What is asked: From the entries below, extract every line that includes the word "Excel".

#####

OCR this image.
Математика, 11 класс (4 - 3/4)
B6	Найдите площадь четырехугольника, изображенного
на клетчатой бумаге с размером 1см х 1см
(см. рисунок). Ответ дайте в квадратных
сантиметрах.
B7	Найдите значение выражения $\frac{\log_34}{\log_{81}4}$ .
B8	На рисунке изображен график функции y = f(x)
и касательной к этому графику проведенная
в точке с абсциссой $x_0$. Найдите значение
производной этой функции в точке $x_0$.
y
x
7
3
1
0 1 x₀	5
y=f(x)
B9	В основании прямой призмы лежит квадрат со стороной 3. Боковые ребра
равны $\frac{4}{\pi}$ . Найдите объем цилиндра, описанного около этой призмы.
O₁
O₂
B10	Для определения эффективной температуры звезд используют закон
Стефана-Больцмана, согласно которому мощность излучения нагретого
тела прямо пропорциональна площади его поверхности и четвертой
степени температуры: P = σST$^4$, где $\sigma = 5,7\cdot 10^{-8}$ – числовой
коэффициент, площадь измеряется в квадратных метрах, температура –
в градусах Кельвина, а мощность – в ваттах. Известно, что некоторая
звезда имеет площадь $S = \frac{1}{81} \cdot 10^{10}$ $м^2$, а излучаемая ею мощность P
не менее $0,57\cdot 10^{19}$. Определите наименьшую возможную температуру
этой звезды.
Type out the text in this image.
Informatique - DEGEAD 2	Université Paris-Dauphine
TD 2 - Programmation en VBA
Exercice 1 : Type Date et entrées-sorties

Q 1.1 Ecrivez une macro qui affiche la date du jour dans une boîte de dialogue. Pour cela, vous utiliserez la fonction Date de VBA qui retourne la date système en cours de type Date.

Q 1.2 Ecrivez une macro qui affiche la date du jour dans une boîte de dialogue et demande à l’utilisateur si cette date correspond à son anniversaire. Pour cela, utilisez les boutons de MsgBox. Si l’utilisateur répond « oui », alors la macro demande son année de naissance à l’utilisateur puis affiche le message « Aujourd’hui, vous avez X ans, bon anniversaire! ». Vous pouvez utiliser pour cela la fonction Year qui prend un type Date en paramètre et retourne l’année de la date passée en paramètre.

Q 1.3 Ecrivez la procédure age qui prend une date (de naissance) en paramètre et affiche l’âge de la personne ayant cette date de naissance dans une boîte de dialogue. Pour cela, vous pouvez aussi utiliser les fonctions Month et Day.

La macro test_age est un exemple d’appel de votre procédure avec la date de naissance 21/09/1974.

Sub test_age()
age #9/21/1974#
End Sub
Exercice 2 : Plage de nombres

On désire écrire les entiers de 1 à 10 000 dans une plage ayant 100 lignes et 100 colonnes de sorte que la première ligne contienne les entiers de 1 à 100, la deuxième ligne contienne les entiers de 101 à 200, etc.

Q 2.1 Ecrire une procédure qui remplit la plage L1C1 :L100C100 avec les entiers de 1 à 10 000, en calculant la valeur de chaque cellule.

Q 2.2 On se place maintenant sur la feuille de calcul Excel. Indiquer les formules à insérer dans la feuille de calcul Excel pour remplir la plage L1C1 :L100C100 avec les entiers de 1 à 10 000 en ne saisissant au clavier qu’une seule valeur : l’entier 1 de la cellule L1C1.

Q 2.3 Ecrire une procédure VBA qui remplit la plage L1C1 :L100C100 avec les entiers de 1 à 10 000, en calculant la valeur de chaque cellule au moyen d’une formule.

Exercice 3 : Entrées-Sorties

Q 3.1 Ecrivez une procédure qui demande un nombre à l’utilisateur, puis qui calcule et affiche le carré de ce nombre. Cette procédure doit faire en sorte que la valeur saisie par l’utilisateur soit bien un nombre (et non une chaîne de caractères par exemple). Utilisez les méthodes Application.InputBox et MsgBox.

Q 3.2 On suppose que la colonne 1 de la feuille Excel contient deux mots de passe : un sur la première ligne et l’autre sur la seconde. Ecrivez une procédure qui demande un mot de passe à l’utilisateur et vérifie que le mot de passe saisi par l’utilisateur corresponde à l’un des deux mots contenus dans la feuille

#####

Correct output:
Q 2.2 On se place maintenant sur la feuille de calcul Excel. Indiquer les formules à insérer dans la feuille de calcul Excel pour remplir la plage L1C1 :L100C100 avec les entiers de 1 à 10 000 en ne saisissant au clavier qu’une seule valeur : l’entier 1 de la cellule L1C1.
Q 3.2 On suppose que la colonne 1 de la feuille Excel contient deux mots de passe : un sur la première ligne et l’autre sur la seconde. Ecrivez une procédure qui demande un mot de passe à l’utilisateur et vérifie que le mot de passe saisi par l’utilisateur corresponde à l’un des deux mots contenus dans la feuille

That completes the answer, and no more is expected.